## START Items

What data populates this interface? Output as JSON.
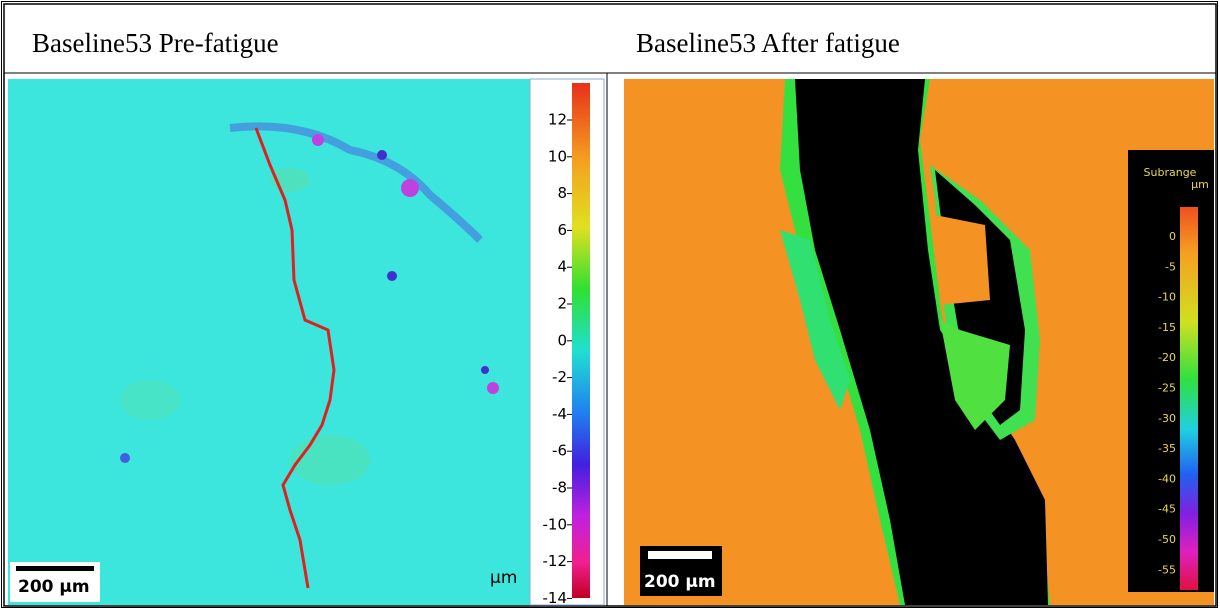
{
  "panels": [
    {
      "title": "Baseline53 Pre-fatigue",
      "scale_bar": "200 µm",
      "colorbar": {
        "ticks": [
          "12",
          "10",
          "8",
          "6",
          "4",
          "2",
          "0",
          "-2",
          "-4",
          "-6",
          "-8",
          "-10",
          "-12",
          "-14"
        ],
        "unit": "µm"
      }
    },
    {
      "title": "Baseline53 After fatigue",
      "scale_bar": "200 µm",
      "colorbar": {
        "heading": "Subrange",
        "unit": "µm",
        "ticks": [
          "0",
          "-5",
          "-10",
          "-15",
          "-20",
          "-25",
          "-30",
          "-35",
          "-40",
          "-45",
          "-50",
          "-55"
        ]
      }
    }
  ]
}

## END Items

**Task to carry out**:
Output all the records, word for word, with no pictures in the copy.

**Exercise response**:
What data populates this interface? Output as JSON.
{
  "panels": [
    {
      "title": "Baseline53 Pre-fatigue",
      "scale_bar": "200 µm",
      "colorbar": {
        "ticks": [
          "12",
          "10",
          "8",
          "6",
          "4",
          "2",
          "0",
          "-2",
          "-4",
          "-6",
          "-8",
          "-10",
          "-12",
          "-14"
        ],
        "unit": "µm"
      }
    },
    {
      "title": "Baseline53 After fatigue",
      "scale_bar": "200 µm",
      "colorbar": {
        "heading": "Subrange",
        "unit": "µm",
        "ticks": [
          "0",
          "-5",
          "-10",
          "-15",
          "-20",
          "-25",
          "-30",
          "-35",
          "-40",
          "-45",
          "-50",
          "-55"
        ]
      }
    }
  ]
}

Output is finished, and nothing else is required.